Give every entry again, unchanged, and leave its images out.

──────── Entries

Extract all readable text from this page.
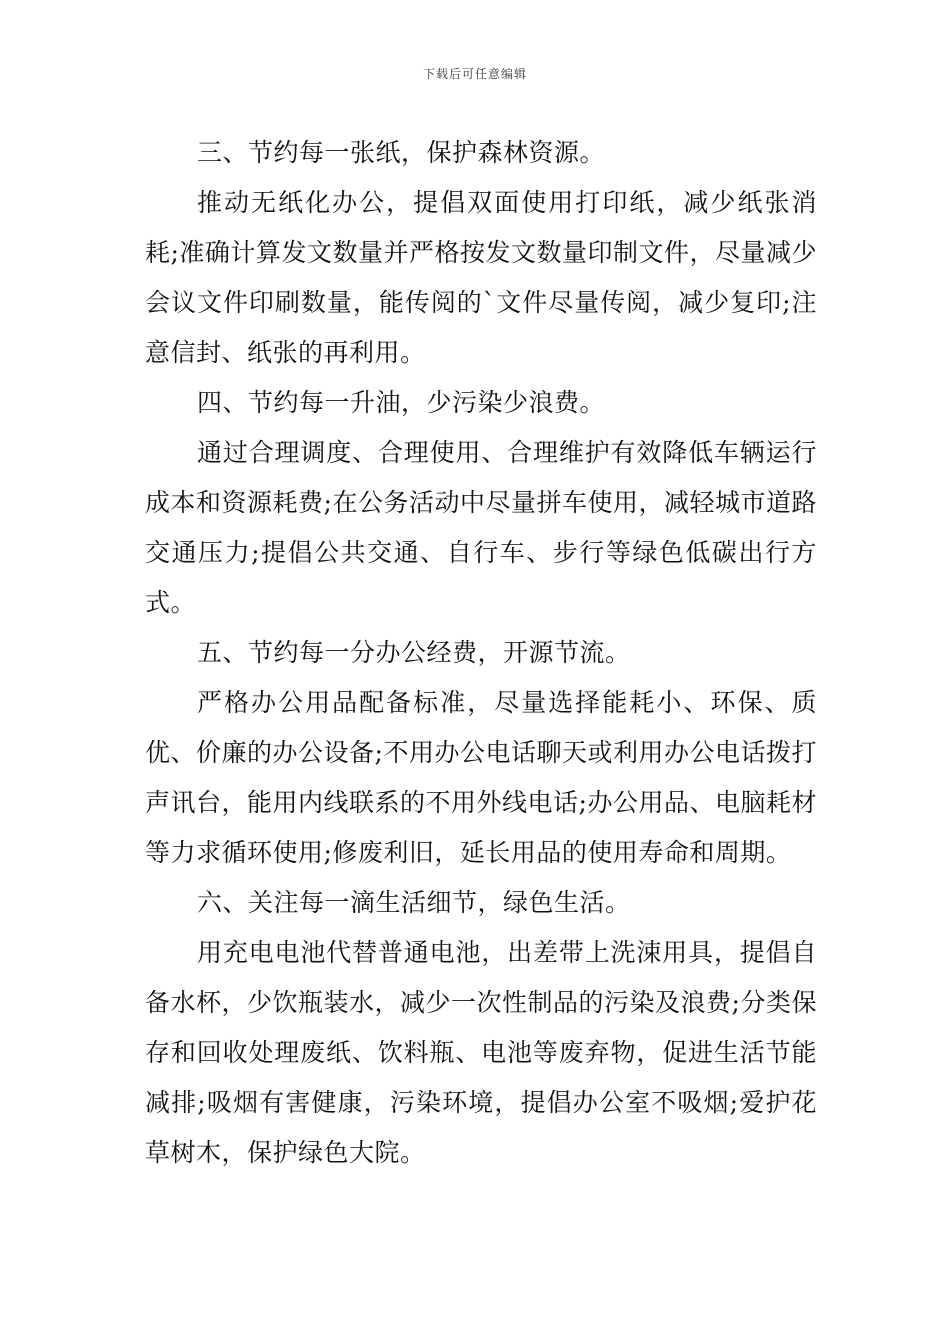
下载后可任意编辑

三、节约每一张纸，保护森林资源。

推动无纸化办公，提倡双面使用打印纸，减少纸张消耗;准确计算发文数量并严格按发文数量印制文件，尽量减少会议文件印刷数量，能传阅的`文件尽量传阅，减少复印;注意信封、纸张的再利用。

四、节约每一升油，少污染少浪费。

通过合理调度、合理使用、合理维护有效降低车辆运行成本和资源耗费;在公务活动中尽量拼车使用，减轻城市道路交通压力;提倡公共交通、自行车、步行等绿色低碳出行方式。

五、节约每一分办公经费，开源节流。

严格办公用品配备标准，尽量选择能耗小、环保、质优、价廉的办公设备;不用办公电话聊天或利用办公电话拨打声讯台，能用内线联系的不用外线电话;办公用品、电脑耗材等力求循环使用;修废利旧，延长用品的使用寿命和周期。

六、关注每一滴生活细节，绿色生活。

用充电电池代替普通电池，出差带上洗涑用具，提倡自备水杯，少饮瓶装水，减少一次性制品的污染及浪费;分类保存和回收处理废纸、饮料瓶、电池等废弃物，促进生活节能减排;吸烟有害健康，污染环境，提倡办公室不吸烟;爱护花草树木，保护绿色大院。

────────────────

Result of this exercise >>
Extract all readable text from this page.
下载后可任意编辑

三、节约每一张纸，保护森林资源。

推动无纸化办公，提倡双面使用打印纸，减少纸张消耗;准确计算发文数量并严格按发文数量印制文件，尽量减少会议文件印刷数量，能传阅的`文件尽量传阅，减少复印;注意信封、纸张的再利用。

四、节约每一升油，少污染少浪费。

通过合理调度、合理使用、合理维护有效降低车辆运行成本和资源耗费;在公务活动中尽量拼车使用，减轻城市道路交通压力;提倡公共交通、自行车、步行等绿色低碳出行方式。

五、节约每一分办公经费，开源节流。

严格办公用品配备标准，尽量选择能耗小、环保、质优、价廉的办公设备;不用办公电话聊天或利用办公电话拨打声讯台，能用内线联系的不用外线电话;办公用品、电脑耗材等力求循环使用;修废利旧，延长用品的使用寿命和周期。

六、关注每一滴生活细节，绿色生活。

用充电电池代替普通电池，出差带上洗涑用具，提倡自备水杯，少饮瓶装水，减少一次性制品的污染及浪费;分类保存和回收处理废纸、饮料瓶、电池等废弃物，促进生活节能减排;吸烟有害健康，污染环境，提倡办公室不吸烟;爱护花草树木，保护绿色大院。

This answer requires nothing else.